Output all entries verbatim. Skip pictures.

* START Dataset *

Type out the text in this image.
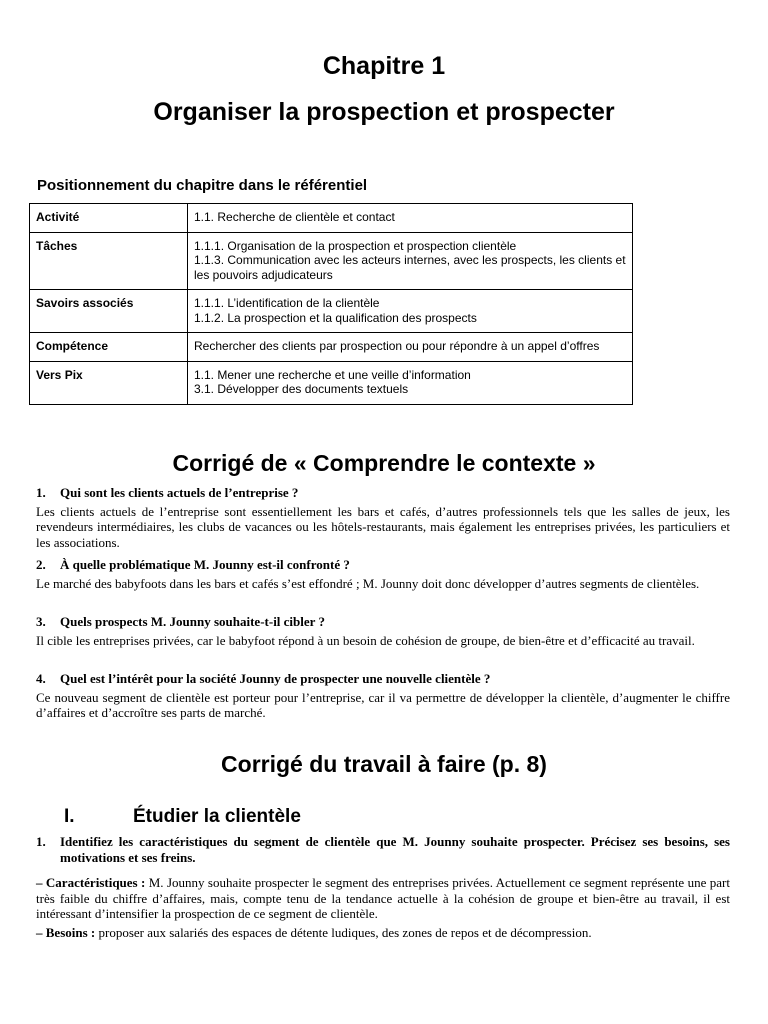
Chapitre 1
Organiser la prospection et prospecter
Positionnement du chapitre dans le référentiel
Activité	1.1. Recherche de clientèle et contact

Tâches	1.1.1. Organisation de la prospection et prospection clientèle
1.1.3. Communication avec les acteurs internes, avec les prospects, les clients et les pouvoirs adjudicateurs

Savoirs associés	1.1.1. L’identification de la clientèle
1.1.2. La prospection et la qualification des prospects

Compétence	Rechercher des clients par prospection ou pour répondre à un appel d’offres

Vers Pix	1.1. Mener une recherche et une veille d’information
3.1. Développer des documents textuels
Corrigé de « Comprendre le contexte »
1. Qui sont les clients actuels de l’entreprise ?
Les clients actuels de l’entreprise sont essentiellement les bars et cafés, d’autres professionnels tels que les salles de jeux, les revendeurs intermédiaires, les clubs de vacances ou les hôtels-restaurants, mais également les entreprises privées, les particuliers et les associations.
2. À quelle problématique M. Jounny est-il confronté ?
Le marché des babyfoots dans les bars et cafés s’est effondré ; M. Jounny doit donc développer d’autres segments de clientèles.
3. Quels prospects M. Jounny souhaite-t-il cibler ?
Il cible les entreprises privées, car le babyfoot répond à un besoin de cohésion de groupe, de bien-être et d’efficacité au travail.
4. Quel est l’intérêt pour la société Jounny de prospecter une nouvelle clientèle ?
Ce nouveau segment de clientèle est porteur pour l’entreprise, car il va permettre de développer la clientèle, d’augmenter le chiffre d’affaires et d’accroître ses parts de marché.
Corrigé du travail à faire (p. 8)
I.	Étudier la clientèle
1. Identifiez les caractéristiques du segment de clientèle que M. Jounny souhaite prospecter. Précisez ses besoins, ses motivations et ses freins.
– Caractéristiques : M. Jounny souhaite prospecter le segment des entreprises privées. Actuellement ce segment représente une part très faible du chiffre d’affaires, mais, compte tenu de la tendance actuelle à la cohésion de groupe et bien-être au travail, il est intéressant d’intensifier la prospection de ce segment de clientèle.
– Besoins : proposer aux salariés des espaces de détente ludiques, des zones de repos et de décompression.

* END Dataset *

Answer for this exercise:
Type out the text in this image.
Chapitre 1
Organiser la prospection et prospecter
Positionnement du chapitre dans le référentiel
Activité	1.1. Recherche de clientèle et contact

Tâches	1.1.1. Organisation de la prospection et prospection clientèle
1.1.3. Communication avec les acteurs internes, avec les prospects, les clients et les pouvoirs adjudicateurs

Savoirs associés	1.1.1. L’identification de la clientèle
1.1.2. La prospection et la qualification des prospects

Compétence	Rechercher des clients par prospection ou pour répondre à un appel d’offres

Vers Pix	1.1. Mener une recherche et une veille d’information
3.1. Développer des documents textuels
Corrigé de « Comprendre le contexte »
1. Qui sont les clients actuels de l’entreprise ?
Les clients actuels de l’entreprise sont essentiellement les bars et cafés, d’autres professionnels tels que les salles de jeux, les revendeurs intermédiaires, les clubs de vacances ou les hôtels-restaurants, mais également les entreprises privées, les particuliers et les associations.
2. À quelle problématique M. Jounny est-il confronté ?
Le marché des babyfoots dans les bars et cafés s’est effondré ; M. Jounny doit donc développer d’autres segments de clientèles.
3. Quels prospects M. Jounny souhaite-t-il cibler ?
Il cible les entreprises privées, car le babyfoot répond à un besoin de cohésion de groupe, de bien-être et d’efficacité au travail.
4. Quel est l’intérêt pour la société Jounny de prospecter une nouvelle clientèle ?
Ce nouveau segment de clientèle est porteur pour l’entreprise, car il va permettre de développer la clientèle, d’augmenter le chiffre d’affaires et d’accroître ses parts de marché.
Corrigé du travail à faire (p. 8)
I.	Étudier la clientèle
1. Identifiez les caractéristiques du segment de clientèle que M. Jounny souhaite prospecter. Précisez ses besoins, ses motivations et ses freins.
– Caractéristiques : M. Jounny souhaite prospecter le segment des entreprises privées. Actuellement ce segment représente une part très faible du chiffre d’affaires, mais, compte tenu de la tendance actuelle à la cohésion de groupe et bien-être au travail, il est intéressant d’intensifier la prospection de ce segment de clientèle.
– Besoins : proposer aux salariés des espaces de détente ludiques, des zones de repos et de décompression.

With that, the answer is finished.